Copy the material that follows word for word and omit its pictures.

Stored entries
----------------------------------------
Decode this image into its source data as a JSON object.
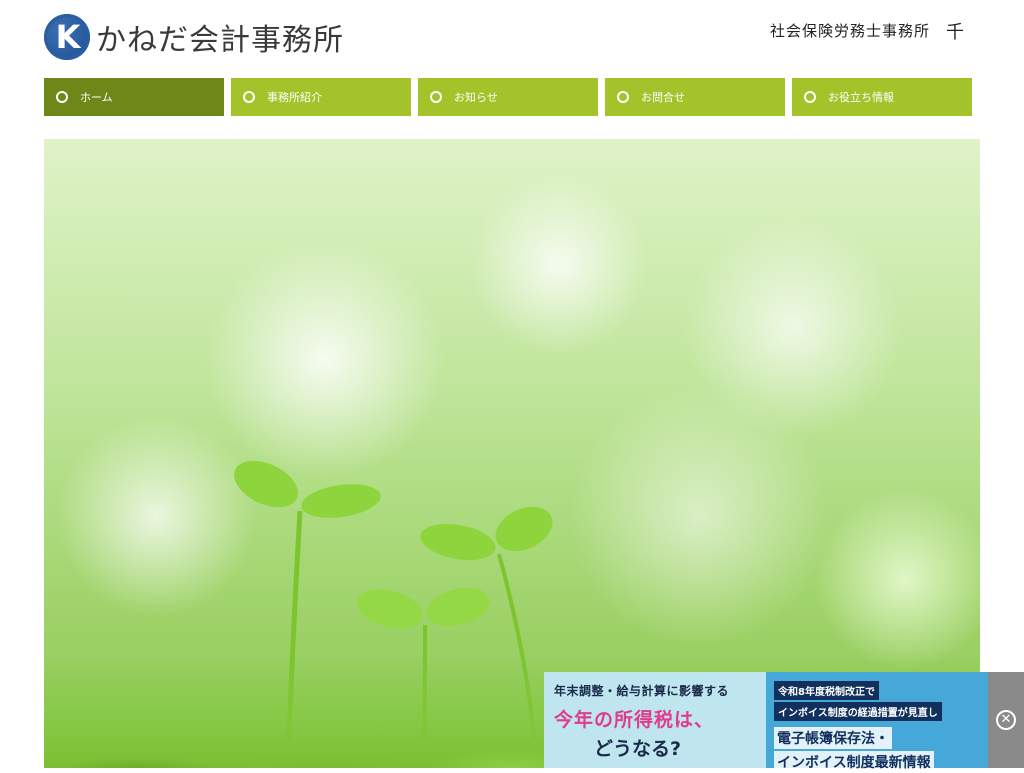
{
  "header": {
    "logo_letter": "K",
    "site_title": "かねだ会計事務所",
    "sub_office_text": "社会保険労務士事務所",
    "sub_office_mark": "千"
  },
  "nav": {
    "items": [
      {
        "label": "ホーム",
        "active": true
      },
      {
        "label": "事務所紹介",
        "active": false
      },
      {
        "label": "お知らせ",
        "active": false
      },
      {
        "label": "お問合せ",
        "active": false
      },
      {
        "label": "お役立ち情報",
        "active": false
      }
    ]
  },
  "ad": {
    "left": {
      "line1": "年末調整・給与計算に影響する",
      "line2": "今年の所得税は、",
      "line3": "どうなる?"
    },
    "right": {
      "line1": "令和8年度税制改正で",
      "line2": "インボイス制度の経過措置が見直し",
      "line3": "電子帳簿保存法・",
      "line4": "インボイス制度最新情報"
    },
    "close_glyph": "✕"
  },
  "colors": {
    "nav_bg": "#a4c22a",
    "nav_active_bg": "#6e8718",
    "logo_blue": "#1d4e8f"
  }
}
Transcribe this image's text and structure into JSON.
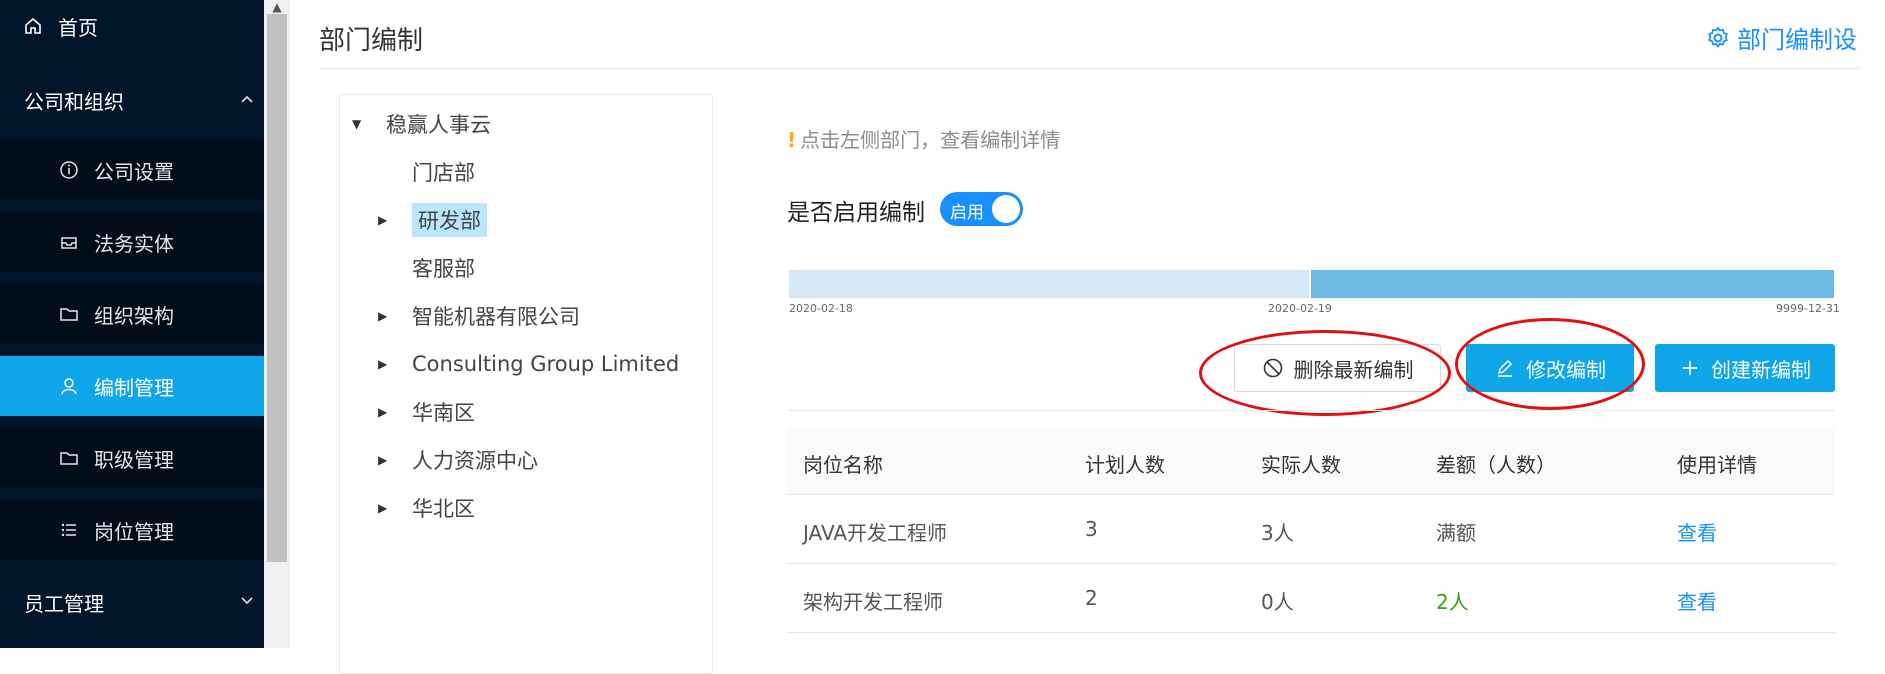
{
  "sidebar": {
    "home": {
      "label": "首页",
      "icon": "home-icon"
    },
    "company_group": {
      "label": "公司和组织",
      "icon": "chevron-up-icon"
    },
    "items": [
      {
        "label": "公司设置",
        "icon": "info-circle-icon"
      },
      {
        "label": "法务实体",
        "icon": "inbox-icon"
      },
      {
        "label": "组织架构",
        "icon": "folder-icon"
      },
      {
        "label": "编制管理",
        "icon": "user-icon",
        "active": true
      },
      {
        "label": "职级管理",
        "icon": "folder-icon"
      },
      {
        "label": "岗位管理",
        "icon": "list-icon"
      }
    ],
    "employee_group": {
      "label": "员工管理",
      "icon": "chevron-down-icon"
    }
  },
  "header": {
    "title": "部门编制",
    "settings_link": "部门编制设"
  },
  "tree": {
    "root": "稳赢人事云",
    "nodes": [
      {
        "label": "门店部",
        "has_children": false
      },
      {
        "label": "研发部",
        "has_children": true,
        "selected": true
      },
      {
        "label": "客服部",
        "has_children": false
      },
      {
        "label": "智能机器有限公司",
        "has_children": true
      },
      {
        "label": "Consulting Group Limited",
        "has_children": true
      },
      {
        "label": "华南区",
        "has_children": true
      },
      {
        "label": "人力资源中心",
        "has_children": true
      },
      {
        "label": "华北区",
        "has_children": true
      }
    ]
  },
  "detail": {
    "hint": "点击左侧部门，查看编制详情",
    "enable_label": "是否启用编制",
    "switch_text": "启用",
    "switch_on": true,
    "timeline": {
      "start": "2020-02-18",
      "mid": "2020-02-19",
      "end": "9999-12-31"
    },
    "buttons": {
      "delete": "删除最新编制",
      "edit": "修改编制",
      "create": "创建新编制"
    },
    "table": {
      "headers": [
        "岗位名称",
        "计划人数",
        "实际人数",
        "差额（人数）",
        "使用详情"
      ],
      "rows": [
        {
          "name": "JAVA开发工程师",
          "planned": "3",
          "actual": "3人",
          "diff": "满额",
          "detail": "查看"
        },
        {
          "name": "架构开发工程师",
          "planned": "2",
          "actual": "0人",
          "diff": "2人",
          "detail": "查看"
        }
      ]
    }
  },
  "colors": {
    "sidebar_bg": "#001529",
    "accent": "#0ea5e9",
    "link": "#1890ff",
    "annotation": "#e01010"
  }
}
----------------------------------------
EXERCISE RESULT:
Decode this image into its source data as a JSON object.
{
  "header": {
    "logo_letter": "K",
    "site_title": "かねだ会計事務所",
    "sub_office_text": "社会保険労務士事務所",
    "sub_office_mark": "千"
  },
  "nav": {
    "items": [
      {
        "label": "ホーム",
        "active": true
      },
      {
        "label": "事務所紹介",
        "active": false
      },
      {
        "label": "お知らせ",
        "active": false
      },
      {
        "label": "お問合せ",
        "active": false
      },
      {
        "label": "お役立ち情報",
        "active": false
      }
    ]
  },
  "ad": {
    "left": {
      "line1": "年末調整・給与計算に影響する",
      "line2": "今年の所得税は、",
      "line3": "どうなる?"
    },
    "right": {
      "line1": "令和8年度税制改正で",
      "line2": "インボイス制度の経過措置が見直し",
      "line3": "電子帳簿保存法・",
      "line4": "インボイス制度最新情報"
    },
    "close_glyph": "✕"
  },
  "colors": {
    "nav_bg": "#a4c22a",
    "nav_active_bg": "#6e8718",
    "logo_blue": "#1d4e8f"
  }
}
Transcribe this image's text and structure into JSON.
{
  "sidebar": {
    "home": {
      "label": "首页",
      "icon": "home-icon"
    },
    "company_group": {
      "label": "公司和组织",
      "icon": "chevron-up-icon"
    },
    "items": [
      {
        "label": "公司设置",
        "icon": "info-circle-icon"
      },
      {
        "label": "法务实体",
        "icon": "inbox-icon"
      },
      {
        "label": "组织架构",
        "icon": "folder-icon"
      },
      {
        "label": "编制管理",
        "icon": "user-icon",
        "active": true
      },
      {
        "label": "职级管理",
        "icon": "folder-icon"
      },
      {
        "label": "岗位管理",
        "icon": "list-icon"
      }
    ],
    "employee_group": {
      "label": "员工管理",
      "icon": "chevron-down-icon"
    }
  },
  "header": {
    "title": "部门编制",
    "settings_link": "部门编制设"
  },
  "tree": {
    "root": "稳赢人事云",
    "nodes": [
      {
        "label": "门店部",
        "has_children": false
      },
      {
        "label": "研发部",
        "has_children": true,
        "selected": true
      },
      {
        "label": "客服部",
        "has_children": false
      },
      {
        "label": "智能机器有限公司",
        "has_children": true
      },
      {
        "label": "Consulting Group Limited",
        "has_children": true
      },
      {
        "label": "华南区",
        "has_children": true
      },
      {
        "label": "人力资源中心",
        "has_children": true
      },
      {
        "label": "华北区",
        "has_children": true
      }
    ]
  },
  "detail": {
    "hint": "点击左侧部门，查看编制详情",
    "enable_label": "是否启用编制",
    "switch_text": "启用",
    "switch_on": true,
    "timeline": {
      "start": "2020-02-18",
      "mid": "2020-02-19",
      "end": "9999-12-31"
    },
    "buttons": {
      "delete": "删除最新编制",
      "edit": "修改编制",
      "create": "创建新编制"
    },
    "table": {
      "headers": [
        "岗位名称",
        "计划人数",
        "实际人数",
        "差额（人数）",
        "使用详情"
      ],
      "rows": [
        {
          "name": "JAVA开发工程师",
          "planned": "3",
          "actual": "3人",
          "diff": "满额",
          "detail": "查看"
        },
        {
          "name": "架构开发工程师",
          "planned": "2",
          "actual": "0人",
          "diff": "2人",
          "detail": "查看"
        }
      ]
    }
  },
  "colors": {
    "sidebar_bg": "#001529",
    "accent": "#0ea5e9",
    "link": "#1890ff",
    "annotation": "#e01010"
  }
}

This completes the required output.